In the listing below, locate the lines that hold the string "чего". Copy those lines.
— start of ENTRIES PROVIDED —
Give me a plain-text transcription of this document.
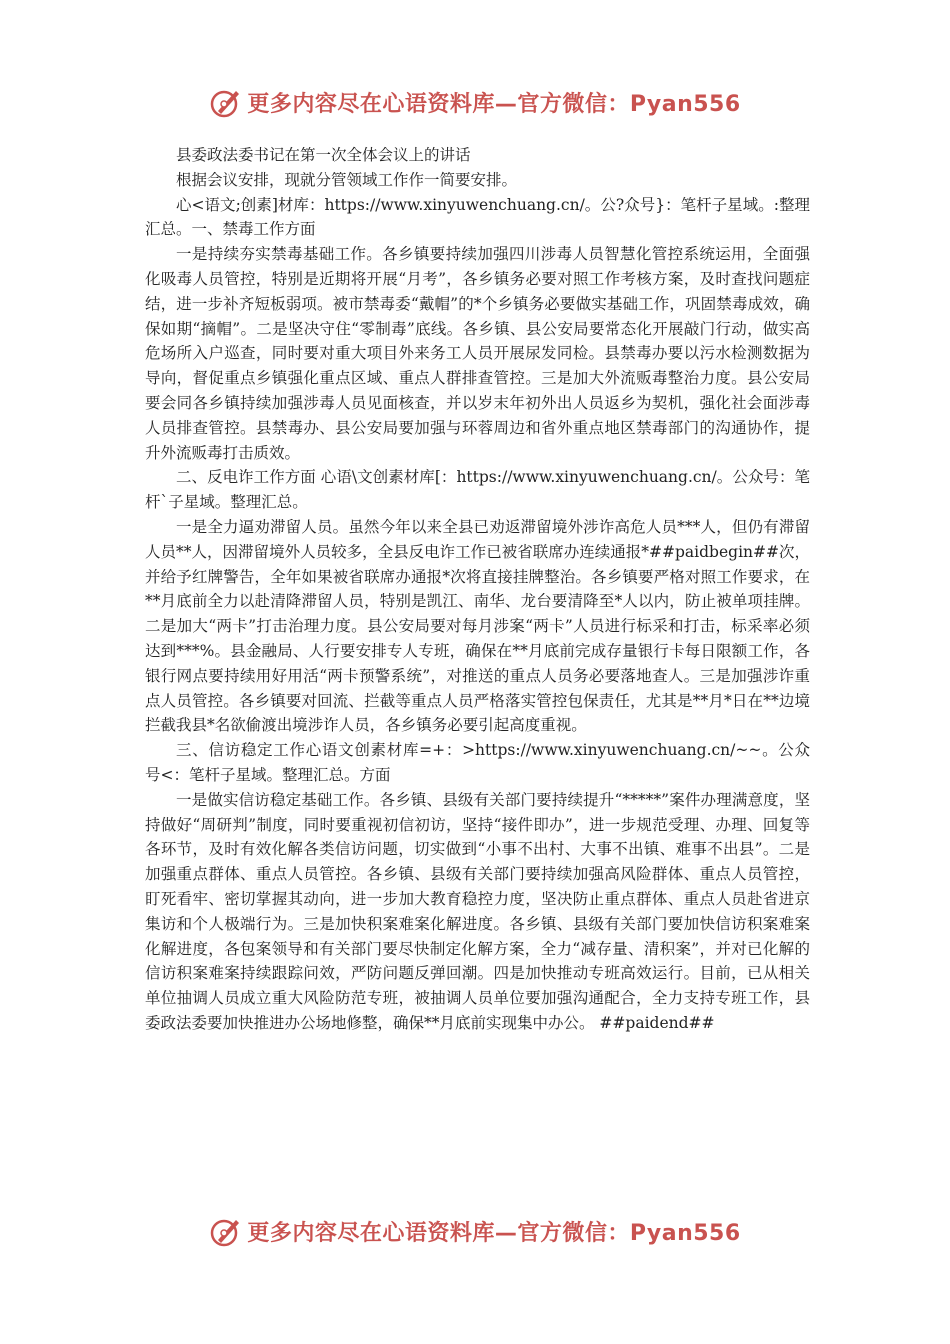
更多内容尽在心语资料库—官方微信：Pyan556

县委政法委书记在第一次全体会议上的讲话

根据会议安排，现就分管领域工作作一简要安排。

心<语文;创素]材库：https://www.xinyuwenchuang.cn/。公?众号}：笔杆子星域。:整理汇总。一、禁毒工作方面

一是持续夯实禁毒基础工作。各乡镇要持续加强四川涉毒人员智慧化管控系统运用，全面强化吸毒人员管控，特别是近期将开展“月考”，各乡镇务必要对照工作考核方案，及时查找问题症结，进一步补齐短板弱项。被市禁毒委“戴帽”的*个乡镇务必要做实基础工作，巩固禁毒成效，确保如期“摘帽”。二是坚决守住“零制毒”底线。各乡镇、县公安局要常态化开展敲门行动，做实高危场所入户巡查，同时要对重大项目外来务工人员开展尿发同检。县禁毒办要以污水检测数据为导向，督促重点乡镇强化重点区域、重点人群排查管控。三是加大外流贩毒整治力度。县公安局要会同各乡镇持续加强涉毒人员见面核查，并以岁末年初外出人员返乡为契机，强化社会面涉毒人员排查管控。县禁毒办、县公安局要加强与环蓉周边和省外重点地区禁毒部门的沟通协作，提升外流贩毒打击质效。

二、反电诈工作方面 心语\文创素材库[：https://www.xinyuwenchuang.cn/。公众号：笔杆`子星域。整理汇总。

一是全力逼劝滞留人员。虽然今年以来全县已劝返滞留境外涉诈高危人员***人，但仍有滞留人员**人，因滞留境外人员较多，全县反电诈工作已被省联席办连续通报*##paidbegin##次，并给予红牌警告，全年如果被省联席办通报*次将直接挂牌整治。各乡镇要严格对照工作要求，在**月底前全力以赴清降滞留人员，特别是凯江、南华、龙台要清降至*人以内，防止被单项挂牌。二是加大“两卡”打击治理力度。县公安局要对每月涉案“两卡”人员进行标采和打击，标采率必须达到***%。县金融局、人行要安排专人专班，确保在**月底前完成存量银行卡每日限额工作，各银行网点要持续用好用活“两卡预警系统”，对推送的重点人员务必要落地查人。三是加强涉诈重点人员管控。各乡镇要对回流、拦截等重点人员严格落实管控包保责任，尤其是**月*日在**边境拦截我县*名欲偷渡出境涉诈人员，各乡镇务必要引起高度重视。

三、信访稳定工作心语文创素材库=+：>https://www.xinyuwenchuang.cn/~~。公众号<：笔杆子星域。整理汇总。方面

一是做实信访稳定基础工作。各乡镇、县级有关部门要持续提升“*****”案件办理满意度，坚持做好“周研判”制度，同时要重视初信初访，坚持“接件即办”，进一步规范受理、办理、回复等各环节，及时有效化解各类信访问题，切实做到“小事不出村、大事不出镇、难事不出县”。二是加强重点群体、重点人员管控。各乡镇、县级有关部门要持续加强高风险群体、重点人员管控，盯死看牢、密切掌握其动向，进一步加大教育稳控力度，坚决防止重点群体、重点人员赴省进京集访和个人极端行为。三是加快积案难案化解进度。各乡镇、县级有关部门要加快信访积案难案化解进度，各包案领导和有关部门要尽快制定化解方案，全力“减存量、清积案”，并对已化解的信访积案难案持续跟踪问效，严防问题反弹回潮。四是加快推动专班高效运行。目前，已从相关单位抽调人员成立重大风险防范专班，被抽调人员单位要加强沟通配合，全力支持专班工作，县委政法委要加快推进办公场地修整，确保**月底前实现集中办公。 ##paidend##

更多内容尽在心语资料库—官方微信：Pyan556
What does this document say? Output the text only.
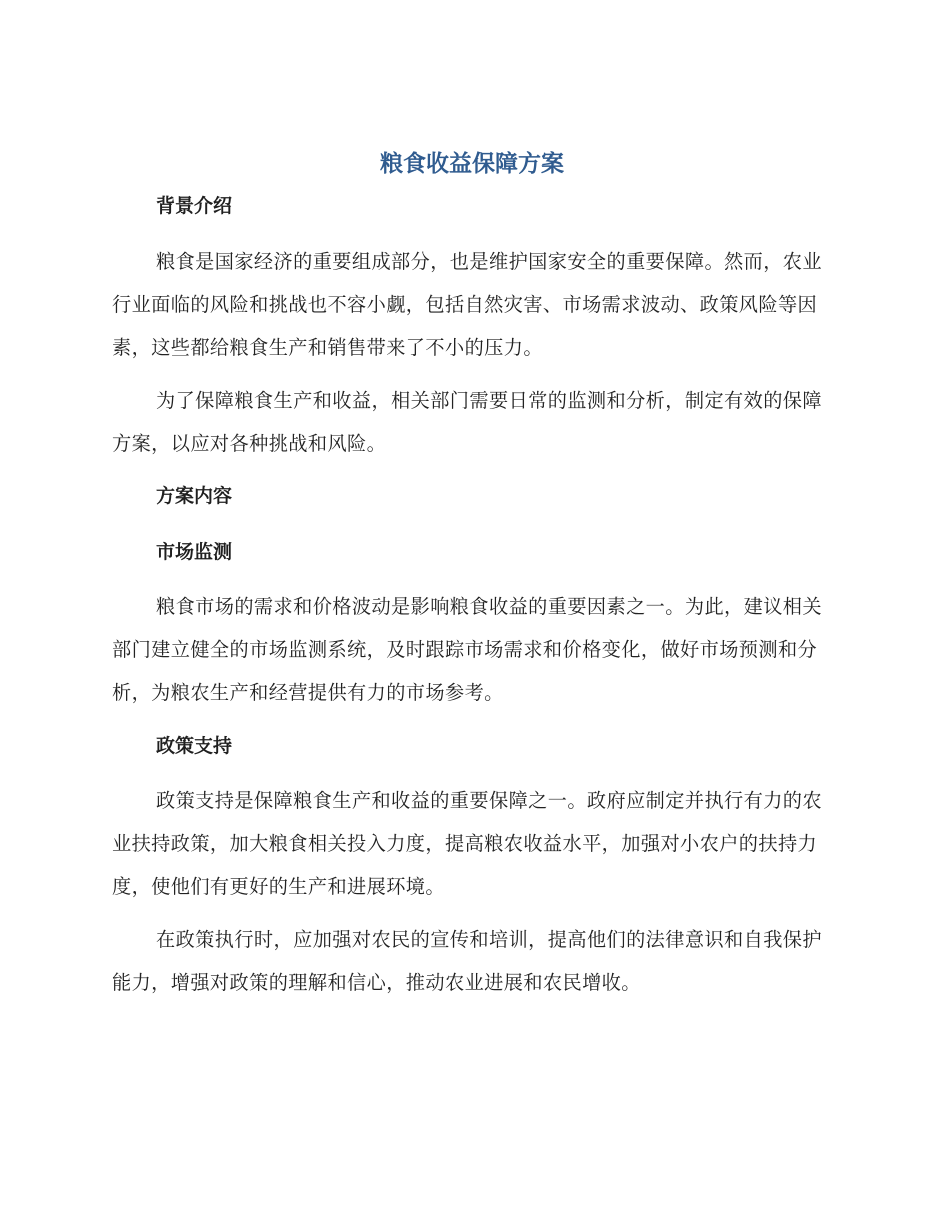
粮食收益保障方案
背景介绍

粮食是国家经济的重要组成部分，也是维护国家安全的重要保障。然而，农业行业面临的风险和挑战也不容小觑，包括自然灾害、市场需求波动、政策风险等因素，这些都给粮食生产和销售带来了不小的压力。

为了保障粮食生产和收益，相关部门需要日常的监测和分析，制定有效的保障方案，以应对各种挑战和风险。

方案内容
市场监测

粮食市场的需求和价格波动是影响粮食收益的重要因素之一。为此，建议相关部门建立健全的市场监测系统，及时跟踪市场需求和价格变化，做好市场预测和分析，为粮农生产和经营提供有力的市场参考。

政策支持

政策支持是保障粮食生产和收益的重要保障之一。政府应制定并执行有力的农业扶持政策，加大粮食相关投入力度，提高粮农收益水平，加强对小农户的扶持力度，使他们有更好的生产和进展环境。

在政策执行时，应加强对农民的宣传和培训，提高他们的法律意识和自我保护能力，增强对政策的理解和信心，推动农业进展和农民增收。
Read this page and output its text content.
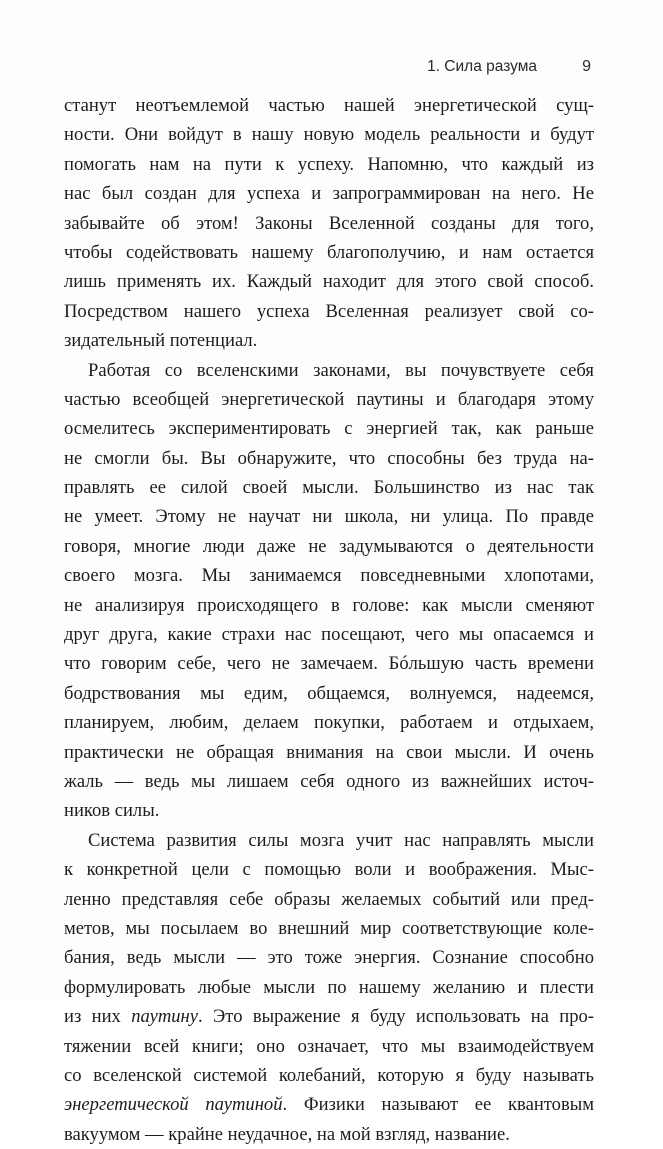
1. Сила разума	9
станут неотъемлемой частью нашей энергетической сущ-
ности. Они войдут в нашу новую модель реальности и будут
помогать нам на пути к успеху. Напомню, что каждый из
нас был создан для успеха и запрограммирован на него. Не
забывайте об этом! Законы Вселенной созданы для того,
чтобы содействовать нашему благополучию, и нам остается
лишь применять их. Каждый находит для этого свой способ.
Посредством нашего успеха Вселенная реализует свой со-
зидательный потенциал.
Работая со вселенскими законами, вы почувствуете себя
частью всеобщей энергетической паутины и благодаря этому
осмелитесь экспериментировать с энергией так, как раньше
не смогли бы. Вы обнаружите, что способны без труда на-
правлять ее силой своей мысли. Большинство из нас так
не умеет. Этому не научат ни школа, ни улица. По правде
говоря, многие люди даже не задумываются о деятельности
своего мозга. Мы занимаемся повседневными хлопотами,
не анализируя происходящего в голове: как мысли сменяют
друг друга, какие страхи нас посещают, чего мы опасаемся и
что говорим себе, чего не замечаем. Бóльшую часть времени
бодрствования мы едим, общаемся, волнуемся, надеемся,
планируем, любим, делаем покупки, работаем и отдыхаем,
практически не обращая внимания на свои мысли. И очень
жаль — ведь мы лишаем себя одного из важнейших источ-
ников силы.
Система развития силы мозга учит нас направлять мысли
к конкретной цели с помощью воли и воображения. Мыс-
ленно представляя себе образы желаемых событий или пред-
метов, мы посылаем во внешний мир соответствующие коле-
бания, ведь мысли — это тоже энергия. Сознание способно
формулировать любые мысли по нашему желанию и плести
из них паутину. Это выражение я буду использовать на про-
тяжении всей книги; оно означает, что мы взаимодействуем
со вселенской системой колебаний, которую я буду называть
энергетической паутиной. Физики называют ее квантовым
вакуумом — крайне неудачное, на мой взгляд, название.
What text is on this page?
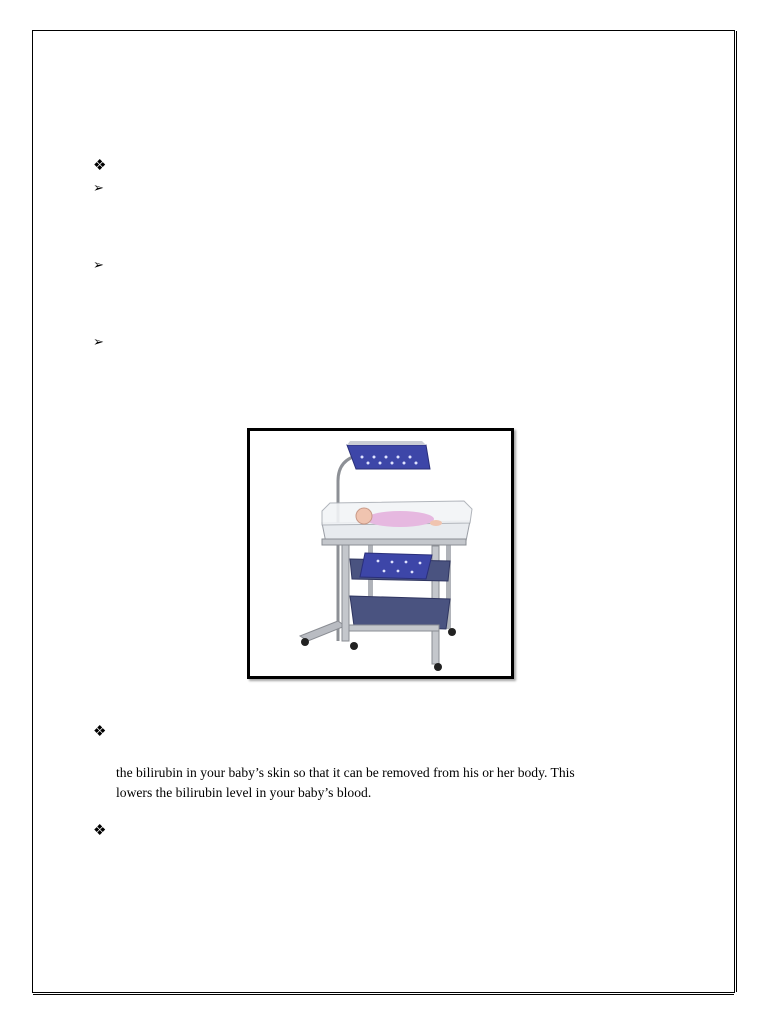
❖
➢
➢
➢
❖

the bilirubin in your baby’s skin so that it can be removed from his or her body. This

lowers the bilirubin level in your baby’s blood.

❖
— end of ENTRIES PROVIDED —
> _THE OUTPUT_:
друг друга, какие страхи нас посещают, чего мы опасаемся и
что говорим себе, чего не замечаем. Бóльшую часть времени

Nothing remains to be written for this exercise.